PROMPT: Below is a listing to transcribe in full and exactly; keep the pictures out.

(Chart and figure data)
┄┄┄┄┄┄

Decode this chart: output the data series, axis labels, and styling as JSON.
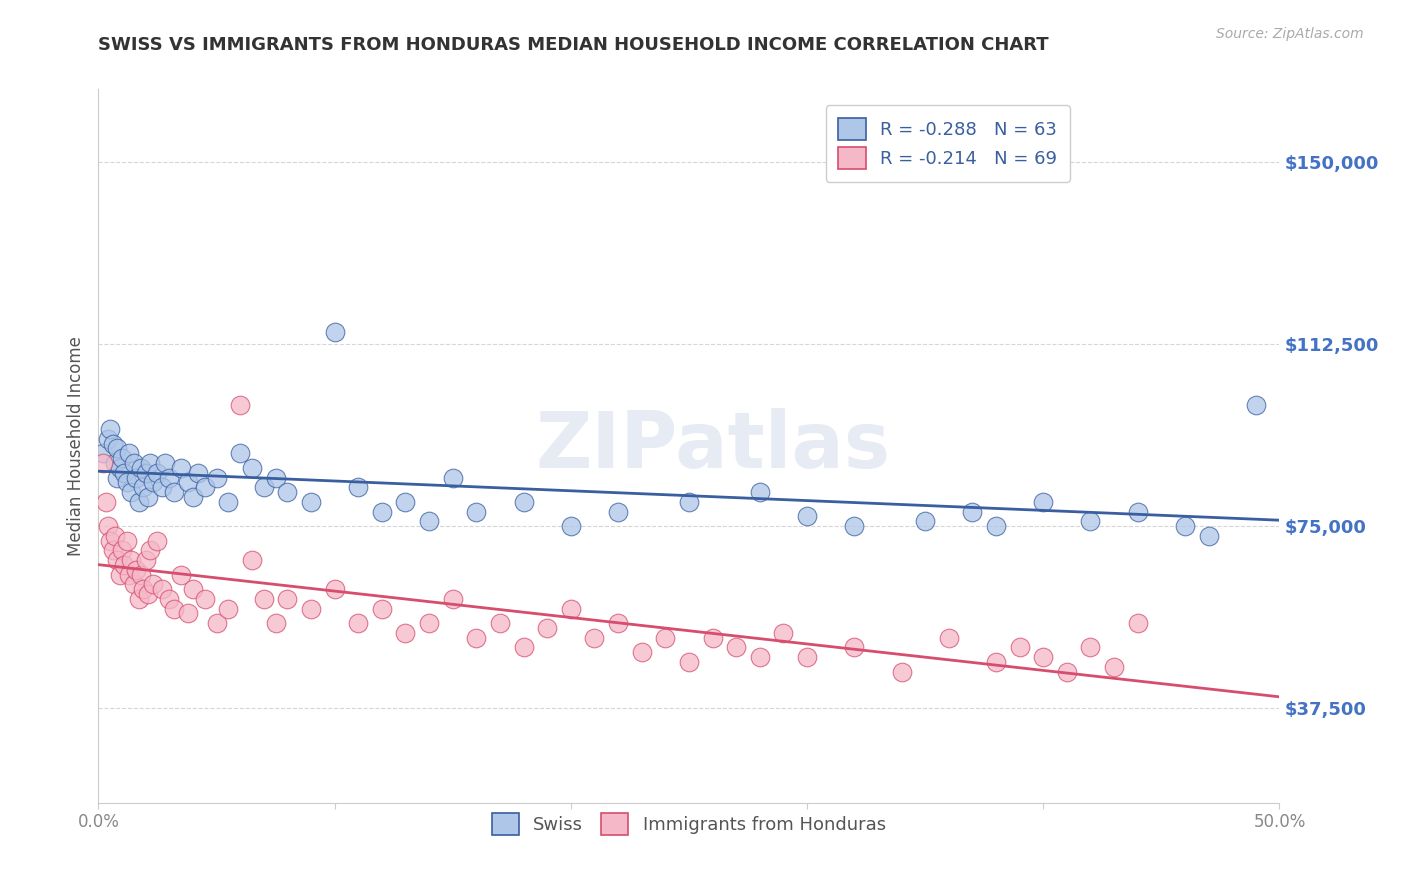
{
  "title": "SWISS VS IMMIGRANTS FROM HONDURAS MEDIAN HOUSEHOLD INCOME CORRELATION CHART",
  "source": "Source: ZipAtlas.com",
  "ylabel": "Median Household Income",
  "xlim": [
    0.0,
    0.5
  ],
  "ylim": [
    18000,
    165000
  ],
  "yticks": [
    37500,
    75000,
    112500,
    150000
  ],
  "ytick_labels": [
    "$37,500",
    "$75,000",
    "$112,500",
    "$150,000"
  ],
  "xticks": [
    0.0,
    0.1,
    0.2,
    0.3,
    0.4,
    0.5
  ],
  "xtick_labels": [
    "0.0%",
    "",
    "",
    "",
    "",
    "50.0%"
  ],
  "legend_labels": [
    "Swiss",
    "Immigrants from Honduras"
  ],
  "swiss_color": "#aec6e8",
  "swiss_line_color": "#3a5fa0",
  "honduras_color": "#f5b8c8",
  "honduras_line_color": "#d64d6e",
  "swiss_R": -0.288,
  "swiss_N": 63,
  "honduras_R": -0.214,
  "honduras_N": 69,
  "watermark": "ZIPatlas",
  "background_color": "#ffffff",
  "grid_color": "#cccccc",
  "title_color": "#333333",
  "axis_label_color": "#555555",
  "ytick_color": "#4472c4",
  "xtick_color": "#888888",
  "swiss_x": [
    0.002,
    0.004,
    0.005,
    0.006,
    0.007,
    0.008,
    0.008,
    0.009,
    0.01,
    0.011,
    0.012,
    0.013,
    0.014,
    0.015,
    0.016,
    0.017,
    0.018,
    0.019,
    0.02,
    0.021,
    0.022,
    0.023,
    0.025,
    0.027,
    0.028,
    0.03,
    0.032,
    0.035,
    0.038,
    0.04,
    0.042,
    0.045,
    0.05,
    0.055,
    0.06,
    0.065,
    0.07,
    0.075,
    0.08,
    0.09,
    0.1,
    0.11,
    0.12,
    0.13,
    0.14,
    0.15,
    0.16,
    0.18,
    0.2,
    0.22,
    0.25,
    0.28,
    0.3,
    0.32,
    0.35,
    0.37,
    0.38,
    0.4,
    0.42,
    0.44,
    0.46,
    0.47,
    0.49
  ],
  "swiss_y": [
    90000,
    93000,
    95000,
    92000,
    88000,
    85000,
    91000,
    87000,
    89000,
    86000,
    84000,
    90000,
    82000,
    88000,
    85000,
    80000,
    87000,
    83000,
    86000,
    81000,
    88000,
    84000,
    86000,
    83000,
    88000,
    85000,
    82000,
    87000,
    84000,
    81000,
    86000,
    83000,
    85000,
    80000,
    90000,
    87000,
    83000,
    85000,
    82000,
    80000,
    115000,
    83000,
    78000,
    80000,
    76000,
    85000,
    78000,
    80000,
    75000,
    78000,
    80000,
    82000,
    77000,
    75000,
    76000,
    78000,
    75000,
    80000,
    76000,
    78000,
    75000,
    73000,
    100000
  ],
  "honduras_x": [
    0.002,
    0.003,
    0.004,
    0.005,
    0.006,
    0.007,
    0.008,
    0.009,
    0.01,
    0.011,
    0.012,
    0.013,
    0.014,
    0.015,
    0.016,
    0.017,
    0.018,
    0.019,
    0.02,
    0.021,
    0.022,
    0.023,
    0.025,
    0.027,
    0.03,
    0.032,
    0.035,
    0.038,
    0.04,
    0.045,
    0.05,
    0.055,
    0.06,
    0.065,
    0.07,
    0.075,
    0.08,
    0.09,
    0.1,
    0.11,
    0.12,
    0.13,
    0.14,
    0.15,
    0.16,
    0.17,
    0.18,
    0.19,
    0.2,
    0.21,
    0.22,
    0.23,
    0.24,
    0.25,
    0.26,
    0.27,
    0.28,
    0.29,
    0.3,
    0.32,
    0.34,
    0.36,
    0.38,
    0.39,
    0.4,
    0.41,
    0.42,
    0.43,
    0.44
  ],
  "honduras_y": [
    88000,
    80000,
    75000,
    72000,
    70000,
    73000,
    68000,
    65000,
    70000,
    67000,
    72000,
    65000,
    68000,
    63000,
    66000,
    60000,
    65000,
    62000,
    68000,
    61000,
    70000,
    63000,
    72000,
    62000,
    60000,
    58000,
    65000,
    57000,
    62000,
    60000,
    55000,
    58000,
    100000,
    68000,
    60000,
    55000,
    60000,
    58000,
    62000,
    55000,
    58000,
    53000,
    55000,
    60000,
    52000,
    55000,
    50000,
    54000,
    58000,
    52000,
    55000,
    49000,
    52000,
    47000,
    52000,
    50000,
    48000,
    53000,
    48000,
    50000,
    45000,
    52000,
    47000,
    50000,
    48000,
    45000,
    50000,
    46000,
    55000
  ]
}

┄┄┄┄┄┄

SOLUTION TO THE PROBLEM:
Decode this chart: output the data series, axis labels, and styling as JSON.
{
  "title": "SWISS VS IMMIGRANTS FROM HONDURAS MEDIAN HOUSEHOLD INCOME CORRELATION CHART",
  "source": "Source: ZipAtlas.com",
  "ylabel": "Median Household Income",
  "xlim": [
    0.0,
    0.5
  ],
  "ylim": [
    18000,
    165000
  ],
  "yticks": [
    37500,
    75000,
    112500,
    150000
  ],
  "ytick_labels": [
    "$37,500",
    "$75,000",
    "$112,500",
    "$150,000"
  ],
  "xticks": [
    0.0,
    0.1,
    0.2,
    0.3,
    0.4,
    0.5
  ],
  "xtick_labels": [
    "0.0%",
    "",
    "",
    "",
    "",
    "50.0%"
  ],
  "legend_labels": [
    "Swiss",
    "Immigrants from Honduras"
  ],
  "swiss_color": "#aec6e8",
  "swiss_line_color": "#3a5fa0",
  "honduras_color": "#f5b8c8",
  "honduras_line_color": "#d64d6e",
  "swiss_R": -0.288,
  "swiss_N": 63,
  "honduras_R": -0.214,
  "honduras_N": 69,
  "watermark": "ZIPatlas",
  "background_color": "#ffffff",
  "grid_color": "#cccccc",
  "title_color": "#333333",
  "axis_label_color": "#555555",
  "ytick_color": "#4472c4",
  "xtick_color": "#888888",
  "swiss_x": [
    0.002,
    0.004,
    0.005,
    0.006,
    0.007,
    0.008,
    0.008,
    0.009,
    0.01,
    0.011,
    0.012,
    0.013,
    0.014,
    0.015,
    0.016,
    0.017,
    0.018,
    0.019,
    0.02,
    0.021,
    0.022,
    0.023,
    0.025,
    0.027,
    0.028,
    0.03,
    0.032,
    0.035,
    0.038,
    0.04,
    0.042,
    0.045,
    0.05,
    0.055,
    0.06,
    0.065,
    0.07,
    0.075,
    0.08,
    0.09,
    0.1,
    0.11,
    0.12,
    0.13,
    0.14,
    0.15,
    0.16,
    0.18,
    0.2,
    0.22,
    0.25,
    0.28,
    0.3,
    0.32,
    0.35,
    0.37,
    0.38,
    0.4,
    0.42,
    0.44,
    0.46,
    0.47,
    0.49
  ],
  "swiss_y": [
    90000,
    93000,
    95000,
    92000,
    88000,
    85000,
    91000,
    87000,
    89000,
    86000,
    84000,
    90000,
    82000,
    88000,
    85000,
    80000,
    87000,
    83000,
    86000,
    81000,
    88000,
    84000,
    86000,
    83000,
    88000,
    85000,
    82000,
    87000,
    84000,
    81000,
    86000,
    83000,
    85000,
    80000,
    90000,
    87000,
    83000,
    85000,
    82000,
    80000,
    115000,
    83000,
    78000,
    80000,
    76000,
    85000,
    78000,
    80000,
    75000,
    78000,
    80000,
    82000,
    77000,
    75000,
    76000,
    78000,
    75000,
    80000,
    76000,
    78000,
    75000,
    73000,
    100000
  ],
  "honduras_x": [
    0.002,
    0.003,
    0.004,
    0.005,
    0.006,
    0.007,
    0.008,
    0.009,
    0.01,
    0.011,
    0.012,
    0.013,
    0.014,
    0.015,
    0.016,
    0.017,
    0.018,
    0.019,
    0.02,
    0.021,
    0.022,
    0.023,
    0.025,
    0.027,
    0.03,
    0.032,
    0.035,
    0.038,
    0.04,
    0.045,
    0.05,
    0.055,
    0.06,
    0.065,
    0.07,
    0.075,
    0.08,
    0.09,
    0.1,
    0.11,
    0.12,
    0.13,
    0.14,
    0.15,
    0.16,
    0.17,
    0.18,
    0.19,
    0.2,
    0.21,
    0.22,
    0.23,
    0.24,
    0.25,
    0.26,
    0.27,
    0.28,
    0.29,
    0.3,
    0.32,
    0.34,
    0.36,
    0.38,
    0.39,
    0.4,
    0.41,
    0.42,
    0.43,
    0.44
  ],
  "honduras_y": [
    88000,
    80000,
    75000,
    72000,
    70000,
    73000,
    68000,
    65000,
    70000,
    67000,
    72000,
    65000,
    68000,
    63000,
    66000,
    60000,
    65000,
    62000,
    68000,
    61000,
    70000,
    63000,
    72000,
    62000,
    60000,
    58000,
    65000,
    57000,
    62000,
    60000,
    55000,
    58000,
    100000,
    68000,
    60000,
    55000,
    60000,
    58000,
    62000,
    55000,
    58000,
    53000,
    55000,
    60000,
    52000,
    55000,
    50000,
    54000,
    58000,
    52000,
    55000,
    49000,
    52000,
    47000,
    52000,
    50000,
    48000,
    53000,
    48000,
    50000,
    45000,
    52000,
    47000,
    50000,
    48000,
    45000,
    50000,
    46000,
    55000
  ]
}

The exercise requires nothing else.